**Exercise task:**
Copy each line in which the string "JSON" occurs.

[Figure content listings]
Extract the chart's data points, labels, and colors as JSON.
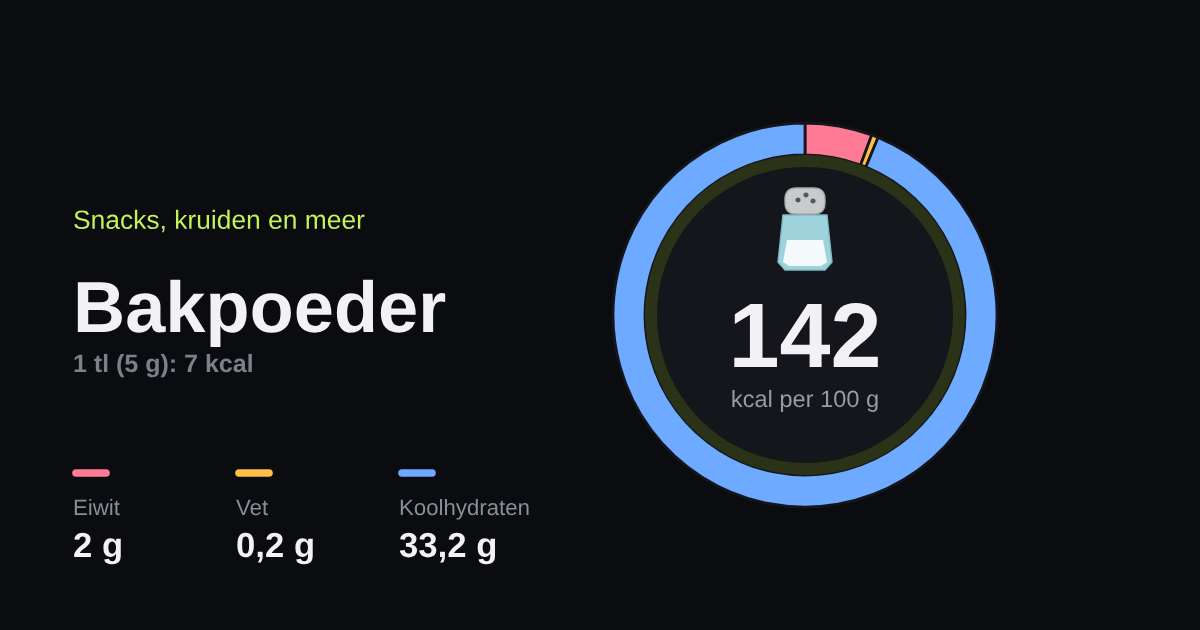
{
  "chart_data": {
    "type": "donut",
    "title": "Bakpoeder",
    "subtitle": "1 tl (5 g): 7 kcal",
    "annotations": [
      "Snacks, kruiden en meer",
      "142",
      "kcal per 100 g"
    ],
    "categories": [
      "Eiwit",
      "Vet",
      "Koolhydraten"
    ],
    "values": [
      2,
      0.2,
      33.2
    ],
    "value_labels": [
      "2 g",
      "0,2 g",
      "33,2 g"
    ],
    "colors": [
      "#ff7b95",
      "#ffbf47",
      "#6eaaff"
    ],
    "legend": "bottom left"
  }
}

---

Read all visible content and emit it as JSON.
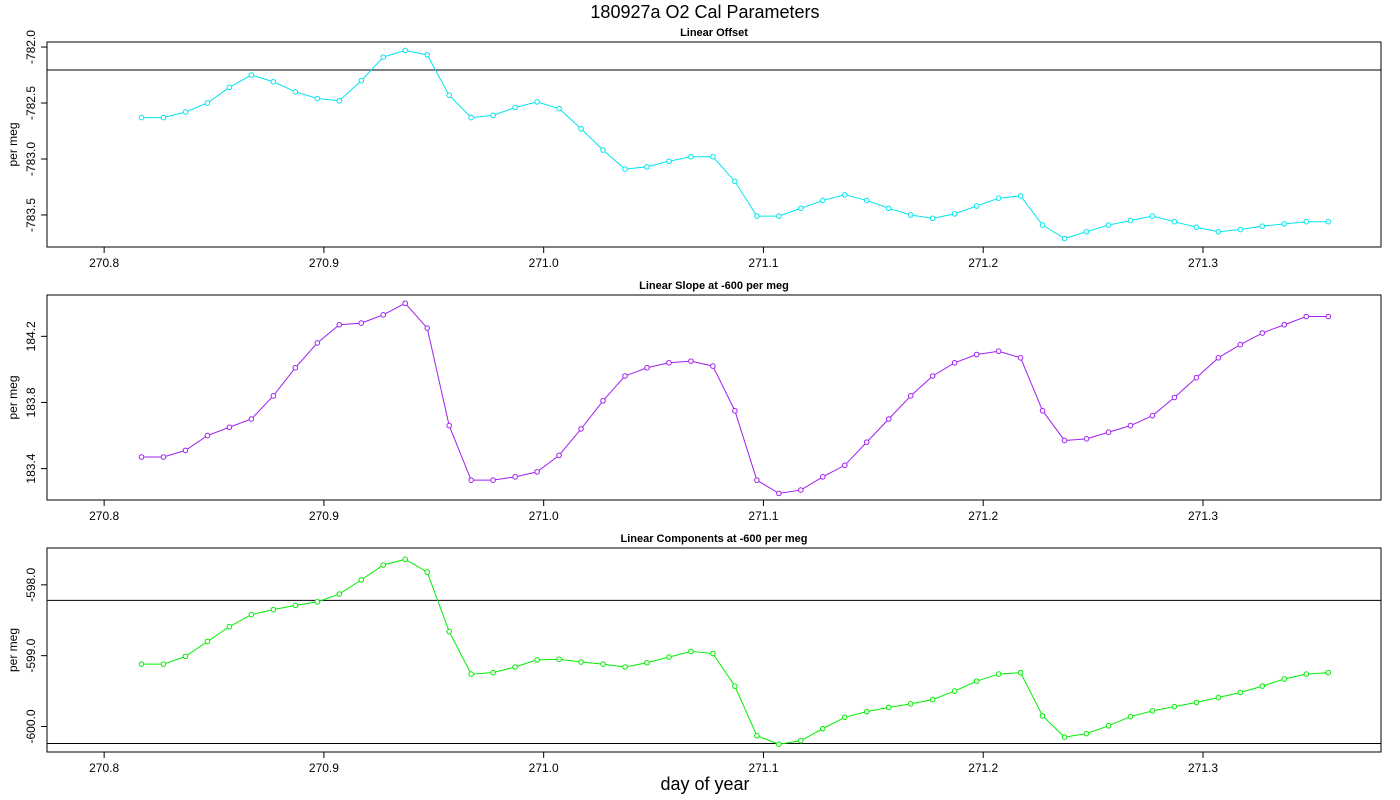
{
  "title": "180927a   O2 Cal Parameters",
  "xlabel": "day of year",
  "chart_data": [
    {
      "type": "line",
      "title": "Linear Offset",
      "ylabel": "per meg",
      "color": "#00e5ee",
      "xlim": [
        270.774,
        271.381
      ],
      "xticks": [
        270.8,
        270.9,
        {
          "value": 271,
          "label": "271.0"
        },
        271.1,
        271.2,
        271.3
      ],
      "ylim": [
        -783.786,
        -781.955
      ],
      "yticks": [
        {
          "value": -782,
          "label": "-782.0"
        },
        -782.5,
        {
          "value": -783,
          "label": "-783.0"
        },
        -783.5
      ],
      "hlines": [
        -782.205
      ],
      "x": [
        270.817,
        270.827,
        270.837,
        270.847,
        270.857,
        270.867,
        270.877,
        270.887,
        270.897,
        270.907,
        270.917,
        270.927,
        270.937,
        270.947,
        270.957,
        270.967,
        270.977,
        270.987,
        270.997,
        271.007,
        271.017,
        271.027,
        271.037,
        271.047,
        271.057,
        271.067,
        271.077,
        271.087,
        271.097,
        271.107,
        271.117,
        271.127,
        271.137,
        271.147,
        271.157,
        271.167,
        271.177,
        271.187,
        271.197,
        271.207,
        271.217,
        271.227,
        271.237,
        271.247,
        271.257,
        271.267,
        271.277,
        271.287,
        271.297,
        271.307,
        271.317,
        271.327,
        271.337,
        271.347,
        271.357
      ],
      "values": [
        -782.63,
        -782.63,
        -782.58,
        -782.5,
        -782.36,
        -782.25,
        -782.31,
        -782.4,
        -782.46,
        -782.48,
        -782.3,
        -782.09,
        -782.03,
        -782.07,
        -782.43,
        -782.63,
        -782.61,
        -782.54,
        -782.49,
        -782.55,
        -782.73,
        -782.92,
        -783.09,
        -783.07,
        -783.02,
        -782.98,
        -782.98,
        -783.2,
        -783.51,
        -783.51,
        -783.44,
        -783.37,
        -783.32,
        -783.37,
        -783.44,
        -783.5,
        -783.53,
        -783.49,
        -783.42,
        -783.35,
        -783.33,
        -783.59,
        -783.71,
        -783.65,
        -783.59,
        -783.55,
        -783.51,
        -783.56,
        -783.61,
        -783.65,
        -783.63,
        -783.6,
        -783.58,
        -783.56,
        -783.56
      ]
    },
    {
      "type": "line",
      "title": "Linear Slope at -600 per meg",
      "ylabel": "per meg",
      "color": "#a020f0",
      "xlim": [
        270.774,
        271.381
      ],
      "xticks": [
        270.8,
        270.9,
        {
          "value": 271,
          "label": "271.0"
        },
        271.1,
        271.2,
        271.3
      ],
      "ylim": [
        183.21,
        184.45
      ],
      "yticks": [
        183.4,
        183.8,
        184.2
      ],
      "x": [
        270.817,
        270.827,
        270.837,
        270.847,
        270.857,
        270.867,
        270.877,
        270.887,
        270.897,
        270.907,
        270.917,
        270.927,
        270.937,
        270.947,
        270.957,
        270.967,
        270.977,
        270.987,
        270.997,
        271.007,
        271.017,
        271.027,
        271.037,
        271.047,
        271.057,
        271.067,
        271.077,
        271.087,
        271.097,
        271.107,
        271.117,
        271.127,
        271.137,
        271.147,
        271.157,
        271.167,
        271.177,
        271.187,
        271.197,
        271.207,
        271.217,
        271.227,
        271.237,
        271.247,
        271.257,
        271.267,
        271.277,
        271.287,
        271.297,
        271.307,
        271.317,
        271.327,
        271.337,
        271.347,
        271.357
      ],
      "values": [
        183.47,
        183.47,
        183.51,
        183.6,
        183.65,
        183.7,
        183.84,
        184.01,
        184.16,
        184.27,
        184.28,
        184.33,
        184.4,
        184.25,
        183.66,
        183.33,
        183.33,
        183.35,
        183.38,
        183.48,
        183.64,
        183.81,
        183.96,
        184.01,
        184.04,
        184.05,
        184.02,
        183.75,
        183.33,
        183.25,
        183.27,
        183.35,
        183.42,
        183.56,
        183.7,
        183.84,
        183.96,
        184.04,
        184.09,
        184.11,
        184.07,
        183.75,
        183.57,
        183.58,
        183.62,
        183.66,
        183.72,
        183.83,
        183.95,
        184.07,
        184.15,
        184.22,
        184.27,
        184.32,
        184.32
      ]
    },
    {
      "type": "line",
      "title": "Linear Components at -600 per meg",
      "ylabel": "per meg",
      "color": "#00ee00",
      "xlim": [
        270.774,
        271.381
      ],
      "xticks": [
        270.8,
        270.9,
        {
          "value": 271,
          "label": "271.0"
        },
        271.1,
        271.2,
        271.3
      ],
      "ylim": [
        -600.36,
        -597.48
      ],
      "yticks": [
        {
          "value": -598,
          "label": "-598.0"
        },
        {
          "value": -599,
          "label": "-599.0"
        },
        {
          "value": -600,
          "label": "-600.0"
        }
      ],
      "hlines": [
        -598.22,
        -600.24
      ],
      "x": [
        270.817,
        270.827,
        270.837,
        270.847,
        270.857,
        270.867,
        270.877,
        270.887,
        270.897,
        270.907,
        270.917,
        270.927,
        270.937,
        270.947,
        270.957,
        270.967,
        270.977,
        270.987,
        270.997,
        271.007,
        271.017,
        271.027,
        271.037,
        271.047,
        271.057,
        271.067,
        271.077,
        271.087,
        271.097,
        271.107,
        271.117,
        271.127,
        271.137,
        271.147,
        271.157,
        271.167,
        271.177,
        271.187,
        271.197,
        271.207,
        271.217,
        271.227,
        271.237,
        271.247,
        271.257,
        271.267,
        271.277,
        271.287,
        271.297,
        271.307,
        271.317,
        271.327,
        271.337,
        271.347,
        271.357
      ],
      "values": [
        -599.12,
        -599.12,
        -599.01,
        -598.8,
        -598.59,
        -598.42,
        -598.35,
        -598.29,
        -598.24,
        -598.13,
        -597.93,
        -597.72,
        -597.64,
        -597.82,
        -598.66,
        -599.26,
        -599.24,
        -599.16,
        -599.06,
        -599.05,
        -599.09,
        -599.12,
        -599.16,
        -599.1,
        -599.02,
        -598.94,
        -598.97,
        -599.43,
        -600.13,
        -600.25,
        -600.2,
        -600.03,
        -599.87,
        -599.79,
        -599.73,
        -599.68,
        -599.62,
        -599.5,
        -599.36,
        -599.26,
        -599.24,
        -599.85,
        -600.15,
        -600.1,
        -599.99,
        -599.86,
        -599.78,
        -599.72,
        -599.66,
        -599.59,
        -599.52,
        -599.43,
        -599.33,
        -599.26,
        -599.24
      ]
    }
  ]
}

**Exercise solution:**
Extract the chart's data points, labels, and colors as JSON.
Read all visible content and emit it as JSON.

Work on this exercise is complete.